• Work to be completed
Reproduce each line exactly.

• Supplied records
· · · · · · ·

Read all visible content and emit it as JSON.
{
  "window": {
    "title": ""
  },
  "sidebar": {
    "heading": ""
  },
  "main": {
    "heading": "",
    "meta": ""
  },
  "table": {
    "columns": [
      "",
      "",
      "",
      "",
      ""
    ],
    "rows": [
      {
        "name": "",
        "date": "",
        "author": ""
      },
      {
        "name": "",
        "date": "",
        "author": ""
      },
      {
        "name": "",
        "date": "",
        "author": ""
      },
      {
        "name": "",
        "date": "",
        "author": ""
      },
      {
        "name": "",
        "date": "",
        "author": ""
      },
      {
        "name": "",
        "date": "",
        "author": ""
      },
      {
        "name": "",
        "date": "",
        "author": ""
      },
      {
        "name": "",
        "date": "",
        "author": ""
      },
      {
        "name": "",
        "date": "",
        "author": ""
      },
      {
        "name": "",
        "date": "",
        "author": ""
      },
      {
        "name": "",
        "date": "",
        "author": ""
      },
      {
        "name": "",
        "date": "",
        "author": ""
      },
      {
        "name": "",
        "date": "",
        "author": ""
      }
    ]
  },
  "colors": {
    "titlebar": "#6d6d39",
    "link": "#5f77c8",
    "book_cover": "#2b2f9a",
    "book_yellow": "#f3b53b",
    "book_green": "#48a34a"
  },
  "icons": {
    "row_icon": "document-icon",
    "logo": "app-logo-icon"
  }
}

· · · · · · ·

• Solution
Read all visible content and emit it as JSON.
{
  "window": {
    "title": ""
  },
  "sidebar": {
    "heading": ""
  },
  "main": {
    "heading": "",
    "meta": ""
  },
  "table": {
    "columns": [
      "",
      "",
      "",
      "",
      ""
    ],
    "rows": [
      {
        "name": "",
        "date": "",
        "author": ""
      },
      {
        "name": "",
        "date": "",
        "author": ""
      },
      {
        "name": "",
        "date": "",
        "author": ""
      },
      {
        "name": "",
        "date": "",
        "author": ""
      },
      {
        "name": "",
        "date": "",
        "author": ""
      },
      {
        "name": "",
        "date": "",
        "author": ""
      },
      {
        "name": "",
        "date": "",
        "author": ""
      },
      {
        "name": "",
        "date": "",
        "author": ""
      },
      {
        "name": "",
        "date": "",
        "author": ""
      },
      {
        "name": "",
        "date": "",
        "author": ""
      },
      {
        "name": "",
        "date": "",
        "author": ""
      },
      {
        "name": "",
        "date": "",
        "author": ""
      },
      {
        "name": "",
        "date": "",
        "author": ""
      }
    ]
  },
  "colors": {
    "titlebar": "#6d6d39",
    "link": "#5f77c8",
    "book_cover": "#2b2f9a",
    "book_yellow": "#f3b53b",
    "book_green": "#48a34a"
  },
  "icons": {
    "row_icon": "document-icon",
    "logo": "app-logo-icon"
  }
}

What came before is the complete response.